→ **What you need to do**
The lines to be extracted begin at the line containing "What's the underlying" and end at the last line of the data below; copy them exactly and leave out the pictures.

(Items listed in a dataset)
□ □ □ □
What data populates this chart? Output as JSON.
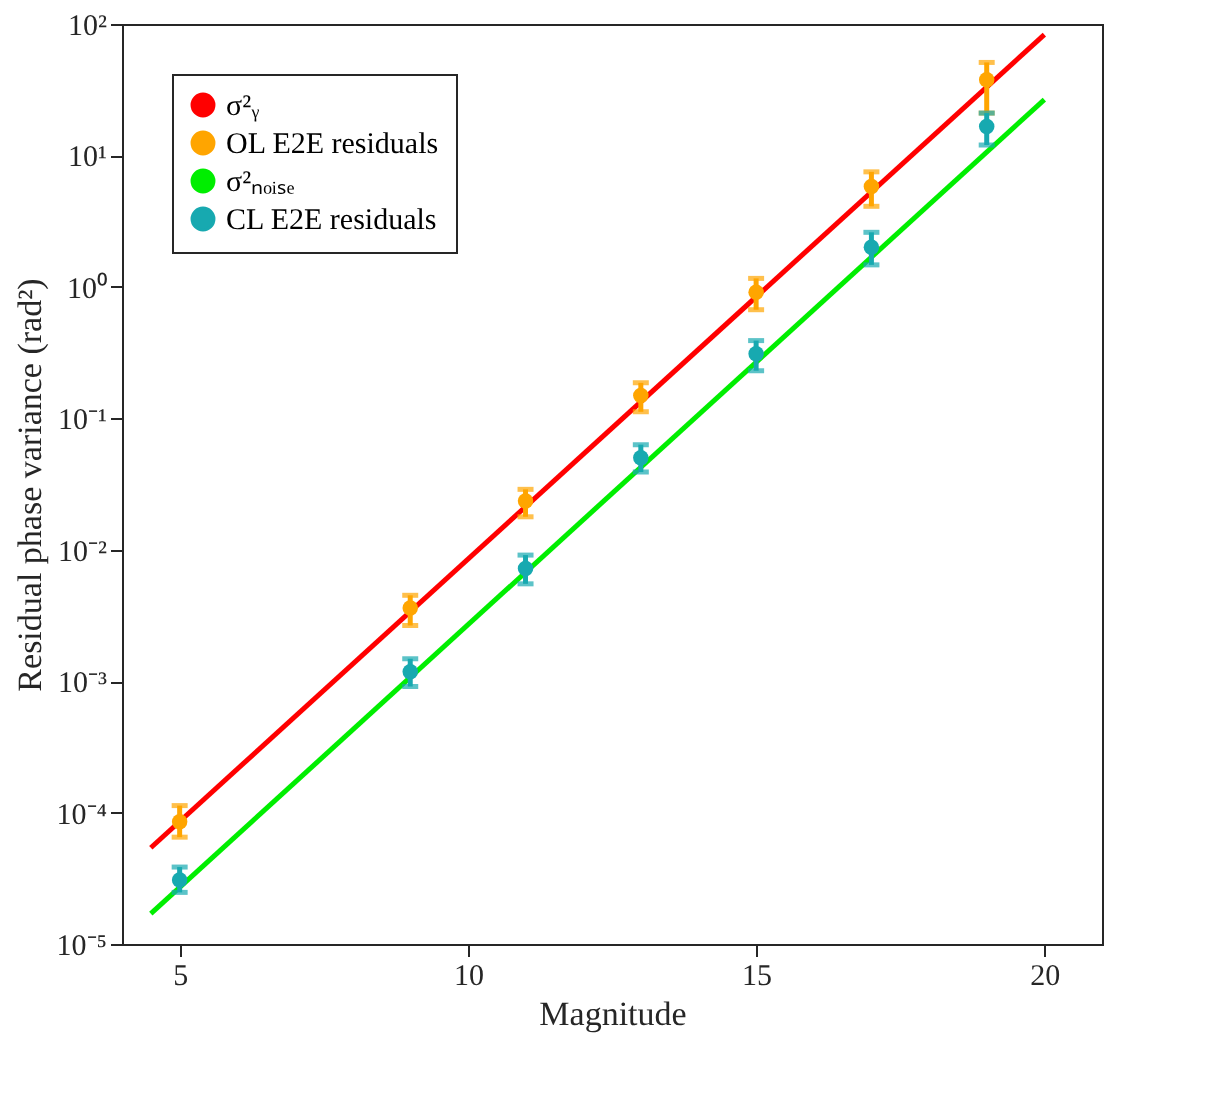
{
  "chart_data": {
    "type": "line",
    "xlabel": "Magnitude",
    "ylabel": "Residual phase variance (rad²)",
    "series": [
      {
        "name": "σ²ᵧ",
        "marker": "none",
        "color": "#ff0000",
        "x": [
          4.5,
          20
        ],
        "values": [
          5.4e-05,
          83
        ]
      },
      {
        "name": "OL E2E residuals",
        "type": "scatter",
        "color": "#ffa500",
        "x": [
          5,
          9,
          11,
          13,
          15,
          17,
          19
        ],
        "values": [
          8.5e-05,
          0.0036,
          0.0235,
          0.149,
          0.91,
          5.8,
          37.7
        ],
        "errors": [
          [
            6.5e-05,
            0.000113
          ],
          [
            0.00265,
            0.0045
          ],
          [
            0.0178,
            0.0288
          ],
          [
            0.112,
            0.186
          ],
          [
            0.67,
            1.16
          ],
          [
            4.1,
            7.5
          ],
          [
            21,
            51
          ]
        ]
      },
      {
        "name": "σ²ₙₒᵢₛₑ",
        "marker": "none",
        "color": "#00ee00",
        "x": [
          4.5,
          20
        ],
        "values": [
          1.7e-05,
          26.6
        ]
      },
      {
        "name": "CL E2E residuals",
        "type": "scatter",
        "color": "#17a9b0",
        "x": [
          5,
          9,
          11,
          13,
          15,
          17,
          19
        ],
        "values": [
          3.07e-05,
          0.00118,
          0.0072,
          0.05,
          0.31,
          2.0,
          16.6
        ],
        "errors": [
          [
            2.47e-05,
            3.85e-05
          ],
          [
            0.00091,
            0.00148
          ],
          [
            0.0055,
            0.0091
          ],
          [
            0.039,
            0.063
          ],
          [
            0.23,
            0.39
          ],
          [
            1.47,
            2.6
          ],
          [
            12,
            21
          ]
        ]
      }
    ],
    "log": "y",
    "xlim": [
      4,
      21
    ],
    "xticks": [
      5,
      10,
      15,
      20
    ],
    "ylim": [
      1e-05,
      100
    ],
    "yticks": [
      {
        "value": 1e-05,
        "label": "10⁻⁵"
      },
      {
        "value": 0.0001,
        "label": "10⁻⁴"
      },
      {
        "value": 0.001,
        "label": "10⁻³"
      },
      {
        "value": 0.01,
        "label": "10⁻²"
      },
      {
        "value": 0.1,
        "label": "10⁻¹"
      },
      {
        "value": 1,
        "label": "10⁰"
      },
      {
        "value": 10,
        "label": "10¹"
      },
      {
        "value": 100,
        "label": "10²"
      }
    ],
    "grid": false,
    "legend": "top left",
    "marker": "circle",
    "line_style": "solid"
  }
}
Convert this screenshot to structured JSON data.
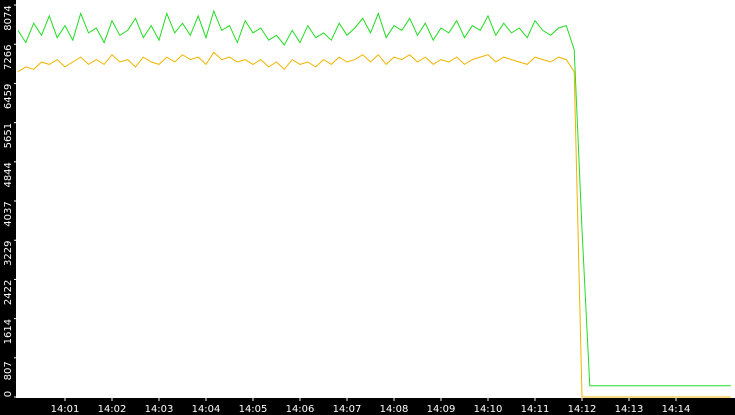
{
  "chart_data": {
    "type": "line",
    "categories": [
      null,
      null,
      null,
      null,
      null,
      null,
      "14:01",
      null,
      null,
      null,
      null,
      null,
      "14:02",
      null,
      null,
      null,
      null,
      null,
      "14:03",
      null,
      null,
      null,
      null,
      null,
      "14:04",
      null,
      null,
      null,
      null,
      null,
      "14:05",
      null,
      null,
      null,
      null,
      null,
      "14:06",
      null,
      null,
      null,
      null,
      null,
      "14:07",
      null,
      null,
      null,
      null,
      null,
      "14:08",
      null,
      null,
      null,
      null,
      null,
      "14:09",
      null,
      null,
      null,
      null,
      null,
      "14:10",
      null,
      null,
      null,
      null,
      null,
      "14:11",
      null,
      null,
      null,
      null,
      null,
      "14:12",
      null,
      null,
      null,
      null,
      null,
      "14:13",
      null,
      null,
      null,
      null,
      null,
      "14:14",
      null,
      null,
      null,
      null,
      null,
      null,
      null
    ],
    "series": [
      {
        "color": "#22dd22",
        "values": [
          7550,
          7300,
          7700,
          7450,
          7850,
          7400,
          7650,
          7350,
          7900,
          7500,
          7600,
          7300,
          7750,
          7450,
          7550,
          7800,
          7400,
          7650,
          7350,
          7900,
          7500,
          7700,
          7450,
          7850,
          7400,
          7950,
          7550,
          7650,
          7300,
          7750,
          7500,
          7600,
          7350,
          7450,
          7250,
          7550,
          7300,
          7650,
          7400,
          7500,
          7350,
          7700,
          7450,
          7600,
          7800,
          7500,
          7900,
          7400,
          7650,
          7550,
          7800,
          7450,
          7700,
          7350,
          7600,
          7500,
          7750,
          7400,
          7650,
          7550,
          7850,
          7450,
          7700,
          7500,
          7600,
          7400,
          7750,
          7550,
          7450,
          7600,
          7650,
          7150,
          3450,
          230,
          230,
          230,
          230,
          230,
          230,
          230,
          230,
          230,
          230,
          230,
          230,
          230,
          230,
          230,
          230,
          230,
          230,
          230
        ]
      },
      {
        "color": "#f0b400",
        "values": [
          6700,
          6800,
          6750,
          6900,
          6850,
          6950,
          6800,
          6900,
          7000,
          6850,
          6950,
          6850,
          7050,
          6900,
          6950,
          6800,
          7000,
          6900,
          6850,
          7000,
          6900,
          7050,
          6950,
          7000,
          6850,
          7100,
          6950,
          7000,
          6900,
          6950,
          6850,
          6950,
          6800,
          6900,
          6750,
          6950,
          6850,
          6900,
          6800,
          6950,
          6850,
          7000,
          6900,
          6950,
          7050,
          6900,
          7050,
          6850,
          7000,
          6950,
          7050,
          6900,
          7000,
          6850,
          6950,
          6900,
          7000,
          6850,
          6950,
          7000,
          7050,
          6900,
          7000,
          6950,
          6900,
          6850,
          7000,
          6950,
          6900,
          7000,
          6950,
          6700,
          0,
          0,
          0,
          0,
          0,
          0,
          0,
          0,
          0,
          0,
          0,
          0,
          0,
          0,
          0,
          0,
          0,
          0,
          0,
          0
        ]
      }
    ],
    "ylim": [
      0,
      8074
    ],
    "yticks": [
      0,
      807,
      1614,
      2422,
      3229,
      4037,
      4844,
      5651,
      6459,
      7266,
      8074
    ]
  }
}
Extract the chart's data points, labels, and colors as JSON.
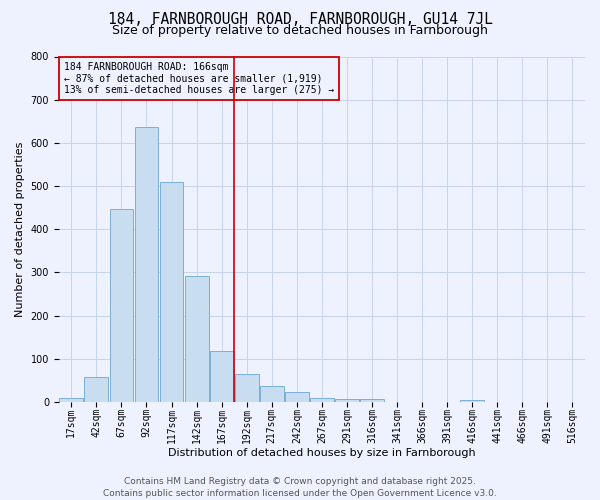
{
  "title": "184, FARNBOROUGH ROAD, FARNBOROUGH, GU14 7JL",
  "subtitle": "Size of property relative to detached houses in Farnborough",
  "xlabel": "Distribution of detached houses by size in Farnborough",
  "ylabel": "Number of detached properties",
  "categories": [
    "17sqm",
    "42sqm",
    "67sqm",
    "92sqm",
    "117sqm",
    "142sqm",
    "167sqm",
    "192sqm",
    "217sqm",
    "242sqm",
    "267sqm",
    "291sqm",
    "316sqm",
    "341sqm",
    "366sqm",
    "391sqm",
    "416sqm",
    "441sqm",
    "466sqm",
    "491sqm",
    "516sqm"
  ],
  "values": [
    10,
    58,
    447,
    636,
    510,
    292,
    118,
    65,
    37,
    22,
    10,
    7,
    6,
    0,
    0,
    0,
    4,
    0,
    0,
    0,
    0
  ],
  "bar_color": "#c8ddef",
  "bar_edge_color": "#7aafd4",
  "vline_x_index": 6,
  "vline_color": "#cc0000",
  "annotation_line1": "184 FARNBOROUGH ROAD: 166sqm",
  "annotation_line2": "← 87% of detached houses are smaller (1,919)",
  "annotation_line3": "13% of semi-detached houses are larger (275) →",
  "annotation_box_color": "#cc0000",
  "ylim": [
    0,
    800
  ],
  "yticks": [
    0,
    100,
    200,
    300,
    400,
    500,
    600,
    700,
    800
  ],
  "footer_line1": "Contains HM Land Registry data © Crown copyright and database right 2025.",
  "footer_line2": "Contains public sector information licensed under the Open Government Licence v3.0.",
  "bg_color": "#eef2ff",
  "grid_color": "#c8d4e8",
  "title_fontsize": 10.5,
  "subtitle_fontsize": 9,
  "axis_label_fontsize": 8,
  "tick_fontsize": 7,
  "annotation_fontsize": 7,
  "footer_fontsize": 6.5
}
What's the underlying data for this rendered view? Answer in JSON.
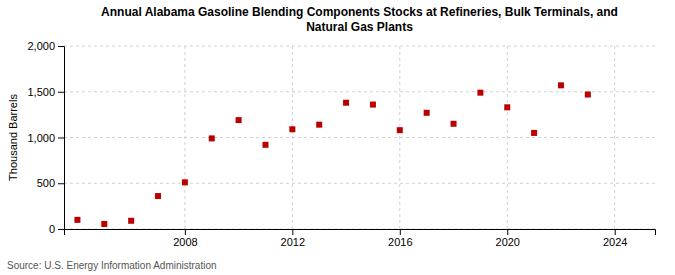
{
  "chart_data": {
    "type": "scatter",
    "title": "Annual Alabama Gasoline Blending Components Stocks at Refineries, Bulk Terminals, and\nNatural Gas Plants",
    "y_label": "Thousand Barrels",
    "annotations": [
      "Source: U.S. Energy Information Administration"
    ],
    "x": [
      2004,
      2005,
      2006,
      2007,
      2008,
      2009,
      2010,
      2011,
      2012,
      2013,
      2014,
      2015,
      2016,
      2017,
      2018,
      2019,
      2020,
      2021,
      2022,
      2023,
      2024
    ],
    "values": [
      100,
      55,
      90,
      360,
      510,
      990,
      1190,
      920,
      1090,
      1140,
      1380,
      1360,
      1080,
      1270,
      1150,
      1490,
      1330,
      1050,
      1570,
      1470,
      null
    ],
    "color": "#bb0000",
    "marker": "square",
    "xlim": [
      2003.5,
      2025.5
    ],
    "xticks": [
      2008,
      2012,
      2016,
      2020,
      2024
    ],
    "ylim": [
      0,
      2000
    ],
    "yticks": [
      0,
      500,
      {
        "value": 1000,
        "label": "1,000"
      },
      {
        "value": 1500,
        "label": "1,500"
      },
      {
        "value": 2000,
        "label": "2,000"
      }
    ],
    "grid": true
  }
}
□ □ □ □
→ **Solution to this task**
What's the underlying data for this rendered view? Answer in JSON.
{
  "chart_data": {
    "type": "scatter",
    "title": "Annual Alabama Gasoline Blending Components Stocks at Refineries, Bulk Terminals, and\nNatural Gas Plants",
    "y_label": "Thousand Barrels",
    "annotations": [
      "Source: U.S. Energy Information Administration"
    ],
    "x": [
      2004,
      2005,
      2006,
      2007,
      2008,
      2009,
      2010,
      2011,
      2012,
      2013,
      2014,
      2015,
      2016,
      2017,
      2018,
      2019,
      2020,
      2021,
      2022,
      2023,
      2024
    ],
    "values": [
      100,
      55,
      90,
      360,
      510,
      990,
      1190,
      920,
      1090,
      1140,
      1380,
      1360,
      1080,
      1270,
      1150,
      1490,
      1330,
      1050,
      1570,
      1470,
      null
    ],
    "color": "#bb0000",
    "marker": "square",
    "xlim": [
      2003.5,
      2025.5
    ],
    "xticks": [
      2008,
      2012,
      2016,
      2020,
      2024
    ],
    "ylim": [
      0,
      2000
    ],
    "yticks": [
      0,
      500,
      {
        "value": 1000,
        "label": "1,000"
      },
      {
        "value": 1500,
        "label": "1,500"
      },
      {
        "value": 2000,
        "label": "2,000"
      }
    ],
    "grid": true
  }
}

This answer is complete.